§ Task directions: Below are the entries; count the lines in them that contain the word "Höpken" and give only the number.

(Data records)
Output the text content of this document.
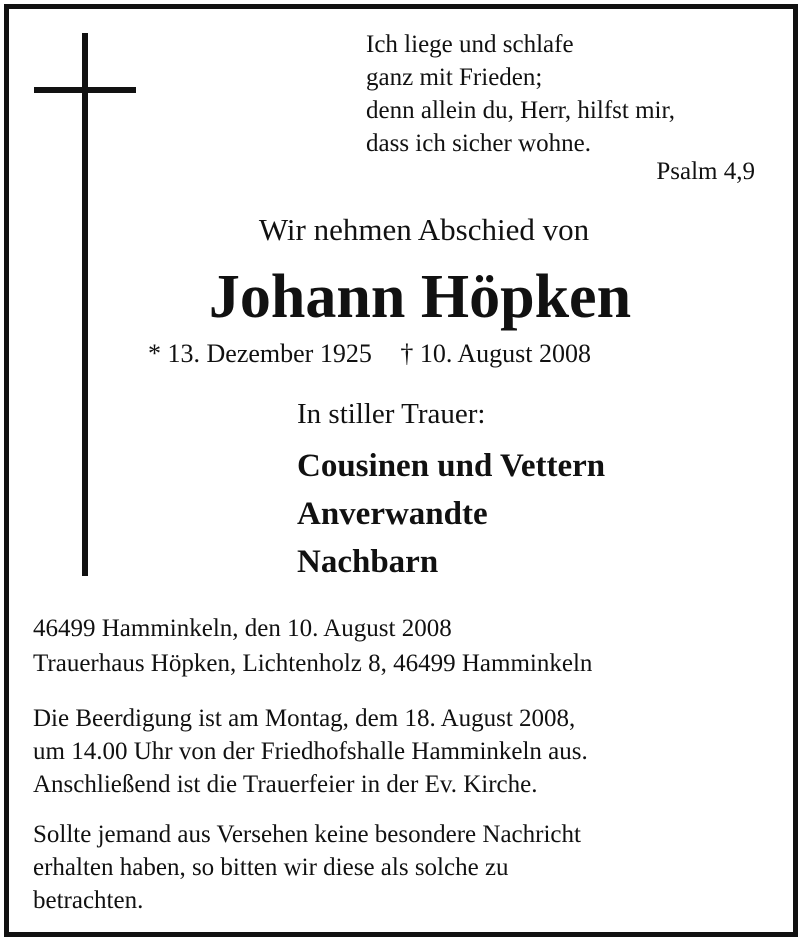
Ich liege und schlafe
ganz mit Frieden;
denn allein du, Herr, hilfst mir,
dass ich sicher wohne.
Psalm 4,9
Wir nehmen Abschied von
Johann Höpken
* 13. Dezember 1925 † 10. August 2008
In stiller Trauer:
Cousinen und Vettern
Anverwandte
Nachbarn
46499 Hamminkeln, den 10. August 2008
Trauerhaus Höpken, Lichtenholz 8, 46499 Hamminkeln
Die Beerdigung ist am Montag, dem 18. August 2008,
um 14.00 Uhr von der Friedhofshalle Hamminkeln aus.
Anschließend ist die Trauerfeier in der Ev. Kirche.
Sollte jemand aus Versehen keine besondere Nachricht
erhalten haben, so bitten wir diese als solche zu
betrachten.
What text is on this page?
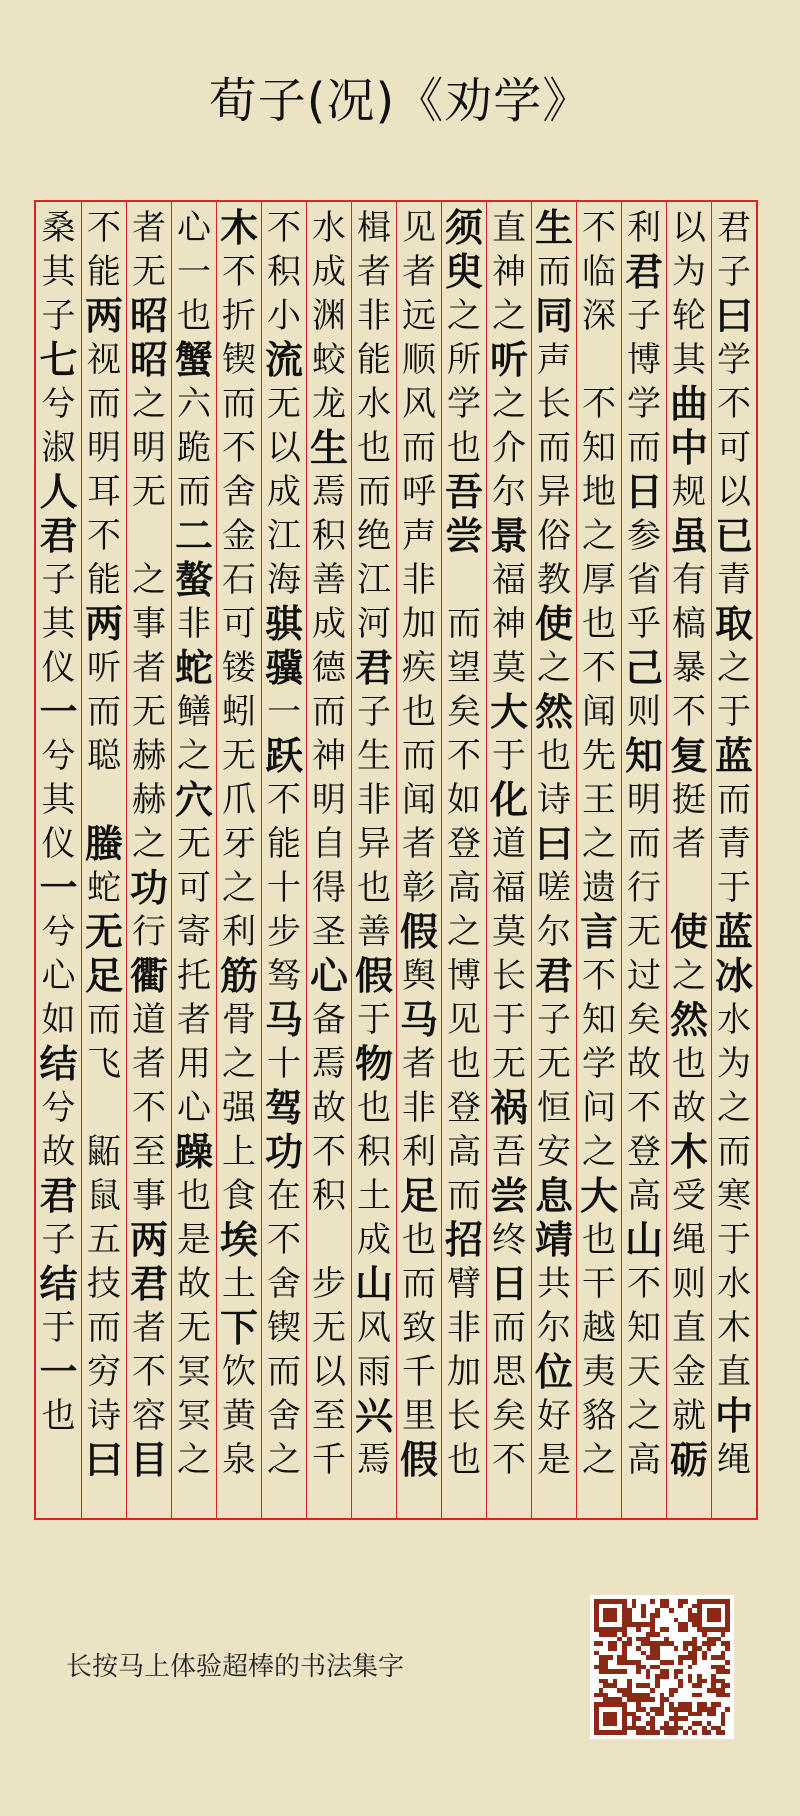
荀子(况)《劝学》
君
子
曰
学
不
可
以
已
青
取
之
于
蓝
而
青
于
蓝
冰
水
为
之
而
寒
于
水
木
直
中
绳
以
为
轮
其
曲
中
规
虽
有
槁
暴
不
复
挺
者
使
之
然
也
故
木
受
绳
则
直
金
就
砺
利
君
子
博
学
而
日
参
省
乎
己
则
知
明
而
行
无
过
矣
故
不
登
高
山
不
知
天
之
高
不
临
深
不
知
地
之
厚
也
不
闻
先
王
之
遗
言
不
知
学
问
之
大
也
干
越
夷
貉
之
生
而
同
声
长
而
异
俗
教
使
之
然
也
诗
曰
嗟
尔
君
子
无
恒
安
息
靖
共
尔
位
好
是
直
神
之
听
之
介
尔
景
福
神
莫
大
于
化
道
福
莫
长
于
无
祸
吾
尝
终
日
而
思
矣
不
须
臾
之
所
学
也
吾
尝
而
望
矣
不
如
登
高
之
博
见
也
登
高
而
招
臂
非
加
长
也
见
者
远
顺
风
而
呼
声
非
加
疾
也
而
闻
者
彰
假
舆
马
者
非
利
足
也
而
致
千
里
假
楫
者
非
能
水
也
而
绝
江
河
君
子
生
非
异
也
善
假
于
物
也
积
土
成
山
风
雨
兴
焉
水
成
渊
蛟
龙
生
焉
积
善
成
德
而
神
明
自
得
圣
心
备
焉
故
不
积
步
无
以
至
千
不
积
小
流
无
以
成
江
海
骐
骥
一
跃
不
能
十
步
驽
马
十
驾
功
在
不
舍
锲
而
舍
之
木
不
折
锲
而
不
舍
金
石
可
镂
蚓
无
爪
牙
之
利
筋
骨
之
强
上
食
埃
土
下
饮
黄
泉
心
一
也
蟹
六
跪
而
二
螯
非
蛇
鳝
之
穴
无
可
寄
托
者
用
心
躁
也
是
故
无
冥
冥
之
者
无
昭
昭
之
明
无
之
事
者
无
赫
赫
之
功
行
衢
道
者
不
至
事
两
君
者
不
容
目
不
能
两
视
而
明
耳
不
能
两
听
而
聪
螣
蛇
无
足
而
飞
鼫
鼠
五
技
而
穷
诗
曰
桑
其
子
七
兮
淑
人
君
子
其
仪
一
兮
其
仪
一
兮
心
如
结
兮
故
君
子
结
于
一
也
长按马上体验超棒的书法集字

§ Answer to this task: 2